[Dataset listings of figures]
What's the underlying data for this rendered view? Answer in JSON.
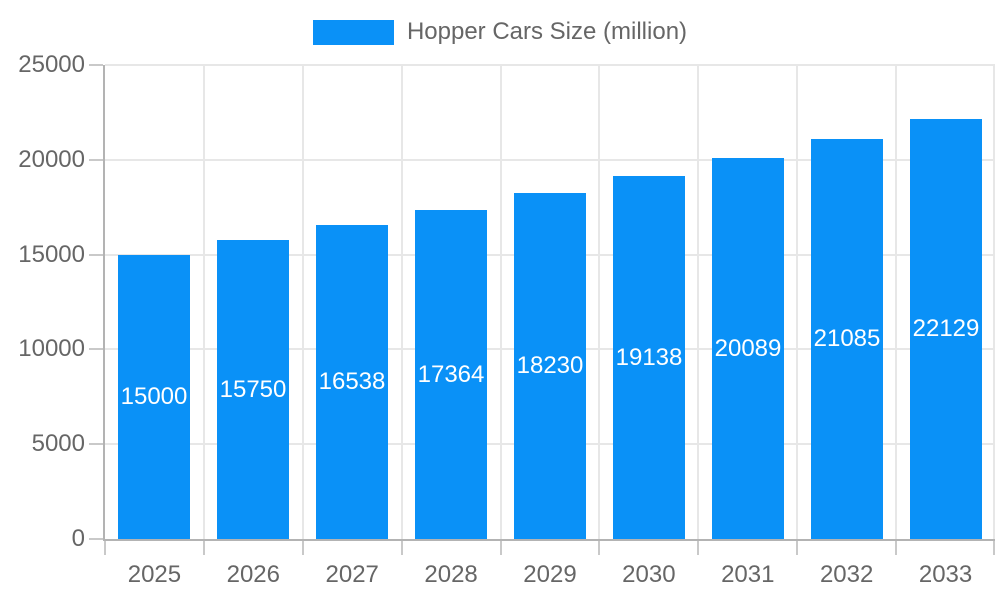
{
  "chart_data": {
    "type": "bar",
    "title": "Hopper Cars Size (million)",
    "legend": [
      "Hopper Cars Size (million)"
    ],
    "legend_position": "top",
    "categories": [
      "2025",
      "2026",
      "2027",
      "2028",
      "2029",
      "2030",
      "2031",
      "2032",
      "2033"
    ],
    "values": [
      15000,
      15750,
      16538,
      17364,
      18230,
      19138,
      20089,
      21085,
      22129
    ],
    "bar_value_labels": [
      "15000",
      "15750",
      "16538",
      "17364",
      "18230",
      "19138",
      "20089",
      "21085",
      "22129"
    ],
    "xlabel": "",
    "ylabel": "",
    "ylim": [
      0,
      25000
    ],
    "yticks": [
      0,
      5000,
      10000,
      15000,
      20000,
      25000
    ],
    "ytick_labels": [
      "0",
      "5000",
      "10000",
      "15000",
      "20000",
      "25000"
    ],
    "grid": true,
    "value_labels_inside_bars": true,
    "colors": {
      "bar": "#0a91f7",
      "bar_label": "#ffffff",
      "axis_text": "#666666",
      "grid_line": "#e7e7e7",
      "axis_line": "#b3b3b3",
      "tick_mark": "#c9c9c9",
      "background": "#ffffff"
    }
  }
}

==

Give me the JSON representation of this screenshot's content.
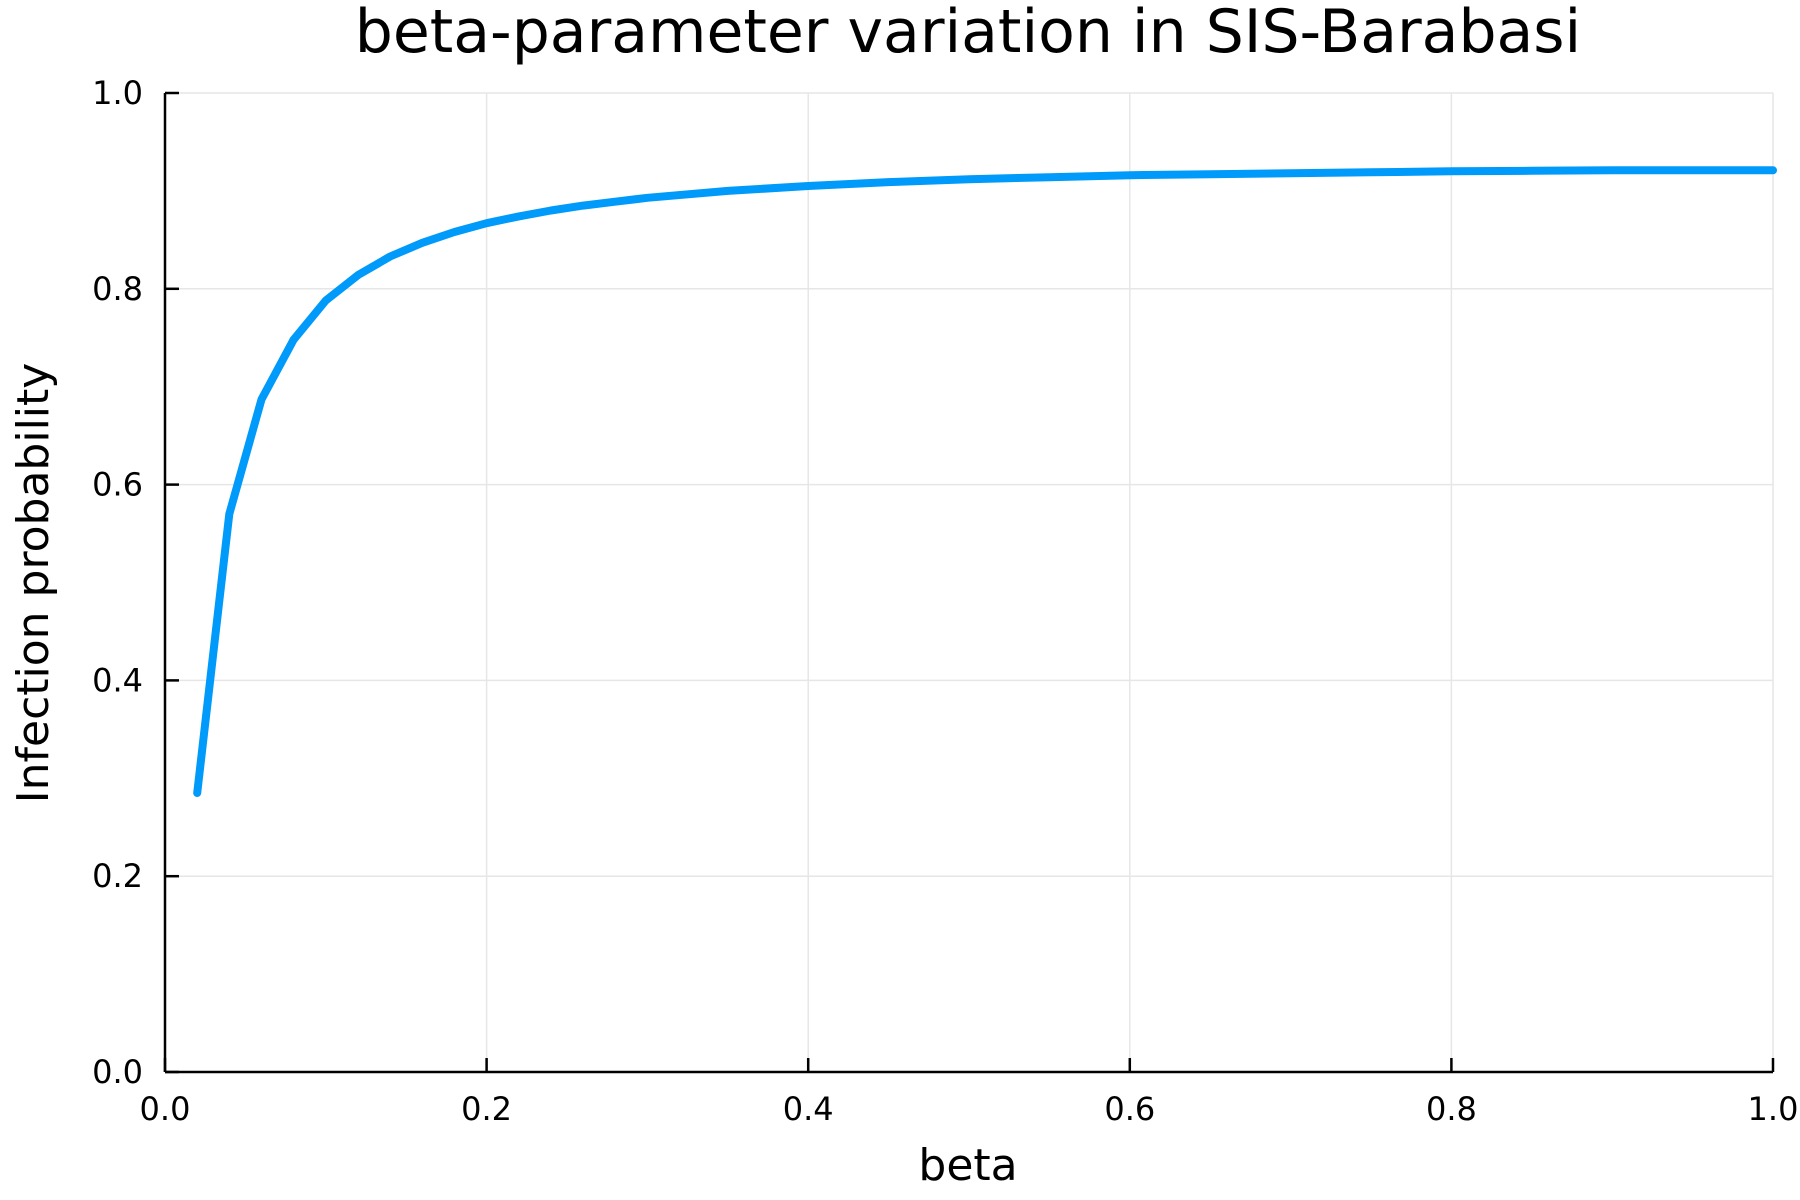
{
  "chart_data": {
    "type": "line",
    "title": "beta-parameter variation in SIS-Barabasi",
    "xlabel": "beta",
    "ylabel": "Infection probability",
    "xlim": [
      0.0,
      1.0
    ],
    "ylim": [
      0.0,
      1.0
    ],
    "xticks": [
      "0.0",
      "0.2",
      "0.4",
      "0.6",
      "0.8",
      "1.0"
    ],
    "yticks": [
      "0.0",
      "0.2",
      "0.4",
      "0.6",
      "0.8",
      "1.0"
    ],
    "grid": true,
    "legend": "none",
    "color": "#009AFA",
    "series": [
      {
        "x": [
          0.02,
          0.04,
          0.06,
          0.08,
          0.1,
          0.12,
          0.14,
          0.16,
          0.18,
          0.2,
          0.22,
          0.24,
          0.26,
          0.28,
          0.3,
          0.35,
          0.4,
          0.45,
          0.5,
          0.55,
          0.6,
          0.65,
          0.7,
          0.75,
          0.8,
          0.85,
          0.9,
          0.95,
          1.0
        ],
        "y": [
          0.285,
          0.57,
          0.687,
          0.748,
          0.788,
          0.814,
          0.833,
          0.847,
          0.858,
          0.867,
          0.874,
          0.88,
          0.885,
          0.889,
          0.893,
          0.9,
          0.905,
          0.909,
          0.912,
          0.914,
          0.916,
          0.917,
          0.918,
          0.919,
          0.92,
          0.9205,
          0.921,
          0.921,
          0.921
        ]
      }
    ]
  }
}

→ **Problem**: Gather all lines of the records that include the word "JSON".

→ **Written reply**:
What's the underlying data for this rendered view? Answer in JSON.
Give me the JSON representation of this screenshot's content.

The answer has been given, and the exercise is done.